Task => Copy, from the material below, every line in which the word "name" can be found.

Input material =>

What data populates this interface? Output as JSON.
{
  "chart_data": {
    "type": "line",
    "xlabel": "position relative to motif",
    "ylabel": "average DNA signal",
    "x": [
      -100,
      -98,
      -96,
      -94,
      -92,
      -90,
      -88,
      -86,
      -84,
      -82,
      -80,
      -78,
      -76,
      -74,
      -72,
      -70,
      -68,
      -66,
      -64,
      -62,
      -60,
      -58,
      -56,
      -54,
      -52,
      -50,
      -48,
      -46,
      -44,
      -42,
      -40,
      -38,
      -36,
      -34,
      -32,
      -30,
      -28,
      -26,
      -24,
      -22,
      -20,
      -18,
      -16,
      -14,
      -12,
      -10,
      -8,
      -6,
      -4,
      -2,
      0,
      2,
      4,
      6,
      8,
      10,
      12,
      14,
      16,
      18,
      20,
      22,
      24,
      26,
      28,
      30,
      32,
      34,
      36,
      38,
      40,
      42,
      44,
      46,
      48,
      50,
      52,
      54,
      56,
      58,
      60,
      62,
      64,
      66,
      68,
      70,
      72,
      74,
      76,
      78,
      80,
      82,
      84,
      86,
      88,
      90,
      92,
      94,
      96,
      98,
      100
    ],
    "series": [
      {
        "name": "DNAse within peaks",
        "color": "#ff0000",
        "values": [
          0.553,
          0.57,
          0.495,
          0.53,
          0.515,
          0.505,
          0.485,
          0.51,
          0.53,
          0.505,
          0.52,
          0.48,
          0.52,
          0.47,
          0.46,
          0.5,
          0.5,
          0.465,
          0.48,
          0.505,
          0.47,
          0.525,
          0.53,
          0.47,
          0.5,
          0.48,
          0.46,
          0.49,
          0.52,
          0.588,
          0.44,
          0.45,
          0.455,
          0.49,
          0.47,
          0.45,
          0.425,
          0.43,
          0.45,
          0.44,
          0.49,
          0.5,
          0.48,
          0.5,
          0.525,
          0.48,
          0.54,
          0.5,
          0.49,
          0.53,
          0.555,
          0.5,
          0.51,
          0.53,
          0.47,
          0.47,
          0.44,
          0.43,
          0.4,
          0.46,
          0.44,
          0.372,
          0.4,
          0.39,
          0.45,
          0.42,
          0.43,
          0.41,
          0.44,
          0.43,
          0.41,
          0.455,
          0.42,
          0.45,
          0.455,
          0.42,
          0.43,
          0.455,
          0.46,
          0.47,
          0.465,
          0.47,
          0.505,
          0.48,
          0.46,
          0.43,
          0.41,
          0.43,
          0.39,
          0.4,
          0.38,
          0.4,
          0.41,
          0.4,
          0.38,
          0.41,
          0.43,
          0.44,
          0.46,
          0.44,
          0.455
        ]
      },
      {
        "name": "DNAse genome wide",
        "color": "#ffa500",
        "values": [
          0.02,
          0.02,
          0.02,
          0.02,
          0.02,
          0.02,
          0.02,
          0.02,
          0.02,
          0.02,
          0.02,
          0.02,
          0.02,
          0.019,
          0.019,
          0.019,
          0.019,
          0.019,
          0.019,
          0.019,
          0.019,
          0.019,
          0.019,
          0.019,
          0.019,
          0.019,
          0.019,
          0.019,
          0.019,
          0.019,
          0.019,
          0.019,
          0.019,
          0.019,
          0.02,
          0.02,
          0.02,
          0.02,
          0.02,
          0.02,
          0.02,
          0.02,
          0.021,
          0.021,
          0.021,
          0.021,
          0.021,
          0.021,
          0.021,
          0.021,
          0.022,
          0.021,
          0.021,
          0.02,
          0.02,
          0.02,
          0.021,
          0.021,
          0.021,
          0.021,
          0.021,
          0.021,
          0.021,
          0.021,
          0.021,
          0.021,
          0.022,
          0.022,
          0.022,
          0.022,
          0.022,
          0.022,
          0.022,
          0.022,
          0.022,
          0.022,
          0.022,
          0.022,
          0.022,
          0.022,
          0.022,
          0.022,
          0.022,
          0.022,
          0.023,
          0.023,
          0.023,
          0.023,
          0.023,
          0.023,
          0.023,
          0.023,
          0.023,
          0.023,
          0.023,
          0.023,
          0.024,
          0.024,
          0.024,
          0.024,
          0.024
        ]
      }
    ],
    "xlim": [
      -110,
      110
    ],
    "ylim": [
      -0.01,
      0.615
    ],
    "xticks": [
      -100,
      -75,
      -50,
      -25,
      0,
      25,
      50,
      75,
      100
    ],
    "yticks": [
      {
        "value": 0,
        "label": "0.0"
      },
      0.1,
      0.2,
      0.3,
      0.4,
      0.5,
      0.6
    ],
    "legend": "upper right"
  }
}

Completed exercise =>
        "name": "DNAse within peaks",
        "name": "DNAse genome wide",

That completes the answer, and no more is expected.